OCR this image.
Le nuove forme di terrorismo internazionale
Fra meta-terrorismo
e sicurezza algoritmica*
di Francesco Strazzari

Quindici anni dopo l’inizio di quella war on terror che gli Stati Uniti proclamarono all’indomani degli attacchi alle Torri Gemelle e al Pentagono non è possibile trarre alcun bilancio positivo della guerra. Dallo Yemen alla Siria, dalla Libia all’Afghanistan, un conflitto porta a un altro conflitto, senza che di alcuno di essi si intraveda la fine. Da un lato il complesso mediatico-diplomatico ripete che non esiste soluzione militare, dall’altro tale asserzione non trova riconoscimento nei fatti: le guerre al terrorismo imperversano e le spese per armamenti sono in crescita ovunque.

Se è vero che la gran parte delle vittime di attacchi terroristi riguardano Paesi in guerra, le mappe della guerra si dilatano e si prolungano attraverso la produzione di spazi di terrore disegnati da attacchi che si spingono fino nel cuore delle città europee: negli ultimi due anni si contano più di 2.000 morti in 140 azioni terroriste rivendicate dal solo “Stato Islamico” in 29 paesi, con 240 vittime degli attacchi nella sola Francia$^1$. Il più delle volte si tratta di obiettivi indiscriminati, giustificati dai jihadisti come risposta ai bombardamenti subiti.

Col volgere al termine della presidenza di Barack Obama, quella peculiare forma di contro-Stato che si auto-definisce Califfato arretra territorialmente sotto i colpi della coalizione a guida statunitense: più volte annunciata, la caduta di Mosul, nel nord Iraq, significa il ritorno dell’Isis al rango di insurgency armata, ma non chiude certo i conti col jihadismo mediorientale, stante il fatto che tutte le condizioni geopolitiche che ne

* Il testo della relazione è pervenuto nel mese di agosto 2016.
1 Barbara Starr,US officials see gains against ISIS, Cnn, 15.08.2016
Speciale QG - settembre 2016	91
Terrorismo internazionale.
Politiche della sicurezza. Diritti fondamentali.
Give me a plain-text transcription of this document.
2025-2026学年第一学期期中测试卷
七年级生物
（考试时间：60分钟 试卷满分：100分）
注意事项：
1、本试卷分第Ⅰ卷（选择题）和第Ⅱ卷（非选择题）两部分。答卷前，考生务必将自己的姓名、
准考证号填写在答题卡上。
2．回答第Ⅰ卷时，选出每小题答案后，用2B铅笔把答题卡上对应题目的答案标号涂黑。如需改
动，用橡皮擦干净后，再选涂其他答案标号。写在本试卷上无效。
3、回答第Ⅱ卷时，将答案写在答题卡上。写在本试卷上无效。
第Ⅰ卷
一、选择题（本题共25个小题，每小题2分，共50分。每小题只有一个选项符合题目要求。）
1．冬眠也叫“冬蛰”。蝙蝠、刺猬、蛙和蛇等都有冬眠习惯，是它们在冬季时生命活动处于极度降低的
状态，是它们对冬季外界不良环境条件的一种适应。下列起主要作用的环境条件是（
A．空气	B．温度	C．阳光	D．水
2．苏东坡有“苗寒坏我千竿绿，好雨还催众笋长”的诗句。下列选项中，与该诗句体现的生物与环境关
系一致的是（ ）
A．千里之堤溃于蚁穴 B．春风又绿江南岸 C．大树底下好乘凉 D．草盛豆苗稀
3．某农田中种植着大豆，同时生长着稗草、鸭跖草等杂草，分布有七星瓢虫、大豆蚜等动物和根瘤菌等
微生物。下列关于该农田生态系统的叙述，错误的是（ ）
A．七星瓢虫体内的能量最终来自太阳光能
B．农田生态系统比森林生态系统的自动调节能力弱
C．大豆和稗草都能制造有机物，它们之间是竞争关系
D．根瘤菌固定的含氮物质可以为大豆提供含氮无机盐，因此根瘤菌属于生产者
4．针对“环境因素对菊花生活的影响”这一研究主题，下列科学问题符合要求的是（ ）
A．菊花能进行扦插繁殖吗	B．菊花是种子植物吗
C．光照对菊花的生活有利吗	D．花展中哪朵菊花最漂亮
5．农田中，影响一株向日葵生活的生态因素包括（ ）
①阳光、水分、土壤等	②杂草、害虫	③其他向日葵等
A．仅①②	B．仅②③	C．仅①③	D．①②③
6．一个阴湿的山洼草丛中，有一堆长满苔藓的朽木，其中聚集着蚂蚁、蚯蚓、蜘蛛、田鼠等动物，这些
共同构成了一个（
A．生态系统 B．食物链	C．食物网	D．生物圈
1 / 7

━━━━━━━━━━

__PROBLEM REQUIREMENTS__.
Looking at the records above, tally the lines holding "internazionale" and reply with that number only.

__RESULT__.
2